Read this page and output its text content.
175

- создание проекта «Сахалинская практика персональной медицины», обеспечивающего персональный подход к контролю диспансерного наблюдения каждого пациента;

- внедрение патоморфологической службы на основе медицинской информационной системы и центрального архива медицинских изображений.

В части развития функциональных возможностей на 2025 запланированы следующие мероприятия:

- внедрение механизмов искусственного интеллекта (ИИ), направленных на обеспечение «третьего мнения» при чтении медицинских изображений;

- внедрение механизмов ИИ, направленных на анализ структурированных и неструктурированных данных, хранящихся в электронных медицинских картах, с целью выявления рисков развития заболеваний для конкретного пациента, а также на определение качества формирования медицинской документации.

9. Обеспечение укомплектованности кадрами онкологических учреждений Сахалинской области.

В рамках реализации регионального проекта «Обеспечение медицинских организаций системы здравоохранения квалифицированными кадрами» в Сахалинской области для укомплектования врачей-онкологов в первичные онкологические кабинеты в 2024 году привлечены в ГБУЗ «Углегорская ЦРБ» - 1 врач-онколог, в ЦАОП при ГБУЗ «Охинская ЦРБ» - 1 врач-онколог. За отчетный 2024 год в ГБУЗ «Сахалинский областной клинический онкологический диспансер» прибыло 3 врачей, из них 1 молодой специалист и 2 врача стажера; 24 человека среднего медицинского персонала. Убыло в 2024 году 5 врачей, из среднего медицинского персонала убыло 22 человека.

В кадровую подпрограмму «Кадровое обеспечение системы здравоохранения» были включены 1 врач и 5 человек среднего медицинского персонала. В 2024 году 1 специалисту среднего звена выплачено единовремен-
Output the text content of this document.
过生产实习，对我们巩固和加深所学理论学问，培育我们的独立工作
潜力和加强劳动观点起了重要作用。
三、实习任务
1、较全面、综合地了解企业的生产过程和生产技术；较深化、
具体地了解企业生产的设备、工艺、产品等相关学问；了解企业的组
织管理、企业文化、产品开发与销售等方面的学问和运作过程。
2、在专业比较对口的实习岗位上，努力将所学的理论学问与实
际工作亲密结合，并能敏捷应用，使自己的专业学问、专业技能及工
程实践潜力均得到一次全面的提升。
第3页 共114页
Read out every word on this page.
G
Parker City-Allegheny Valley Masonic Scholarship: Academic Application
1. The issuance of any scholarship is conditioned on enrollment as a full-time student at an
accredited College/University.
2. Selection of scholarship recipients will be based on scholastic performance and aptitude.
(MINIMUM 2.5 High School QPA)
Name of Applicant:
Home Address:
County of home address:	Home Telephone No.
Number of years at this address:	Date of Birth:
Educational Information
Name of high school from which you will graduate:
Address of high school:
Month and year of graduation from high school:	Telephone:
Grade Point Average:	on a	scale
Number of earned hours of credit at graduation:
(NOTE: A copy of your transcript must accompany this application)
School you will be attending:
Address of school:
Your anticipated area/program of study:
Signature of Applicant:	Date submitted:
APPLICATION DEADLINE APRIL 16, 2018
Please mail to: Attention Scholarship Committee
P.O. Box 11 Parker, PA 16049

WRITTEN INSTRUCTION: Repeat every record, exactly as written.

RESPONSE FOR THIS EXERCISE:
Read this page and output its text content.
175

- создание проекта «Сахалинская практика персональной медицины», обеспечивающего персональный подход к контролю диспансерного наблюдения каждого пациента;

- внедрение патоморфологической службы на основе медицинской информационной системы и центрального архива медицинских изображений.

В части развития функциональных возможностей на 2025 запланированы следующие мероприятия:

- внедрение механизмов искусственного интеллекта (ИИ), направленных на обеспечение «третьего мнения» при чтении медицинских изображений;

- внедрение механизмов ИИ, направленных на анализ структурированных и неструктурированных данных, хранящихся в электронных медицинских картах, с целью выявления рисков развития заболеваний для конкретного пациента, а также на определение качества формирования медицинской документации.

9. Обеспечение укомплектованности кадрами онкологических учреждений Сахалинской области.

В рамках реализации регионального проекта «Обеспечение медицинских организаций системы здравоохранения квалифицированными кадрами» в Сахалинской области для укомплектования врачей-онкологов в первичные онкологические кабинеты в 2024 году привлечены в ГБУЗ «Углегорская ЦРБ» - 1 врач-онколог, в ЦАОП при ГБУЗ «Охинская ЦРБ» - 1 врач-онколог. За отчетный 2024 год в ГБУЗ «Сахалинский областной клинический онкологический диспансер» прибыло 3 врачей, из них 1 молодой специалист и 2 врача стажера; 24 человека среднего медицинского персонала. Убыло в 2024 году 5 врачей, из среднего медицинского персонала убыло 22 человека.

В кадровую подпрограмму «Кадровое обеспечение системы здравоохранения» были включены 1 врач и 5 человек среднего медицинского персонала. В 2024 году 1 специалисту среднего звена выплачено единовремен-
Output the text content of this document.
过生产实习，对我们巩固和加深所学理论学问，培育我们的独立工作
潜力和加强劳动观点起了重要作用。
三、实习任务
1、较全面、综合地了解企业的生产过程和生产技术；较深化、
具体地了解企业生产的设备、工艺、产品等相关学问；了解企业的组
织管理、企业文化、产品开发与销售等方面的学问和运作过程。
2、在专业比较对口的实习岗位上，努力将所学的理论学问与实
际工作亲密结合，并能敏捷应用，使自己的专业学问、专业技能及工
程实践潜力均得到一次全面的提升。
第3页 共114页
Read out every word on this page.
G
Parker City-Allegheny Valley Masonic Scholarship: Academic Application
1. The issuance of any scholarship is conditioned on enrollment as a full-time student at an
accredited College/University.
2. Selection of scholarship recipients will be based on scholastic performance and aptitude.
(MINIMUM 2.5 High School QPA)
Name of Applicant:
Home Address:
County of home address:	Home Telephone No.
Number of years at this address:	Date of Birth:
Educational Information
Name of high school from which you will graduate:
Address of high school:
Month and year of graduation from high school:	Telephone:
Grade Point Average:	on a	scale
Number of earned hours of credit at graduation:
(NOTE: A copy of your transcript must accompany this application)
School you will be attending:
Address of school:
Your anticipated area/program of study:
Signature of Applicant:	Date submitted:
APPLICATION DEADLINE APRIL 16, 2018
Please mail to: Attention Scholarship Committee
P.O. Box 11 Parker, PA 16049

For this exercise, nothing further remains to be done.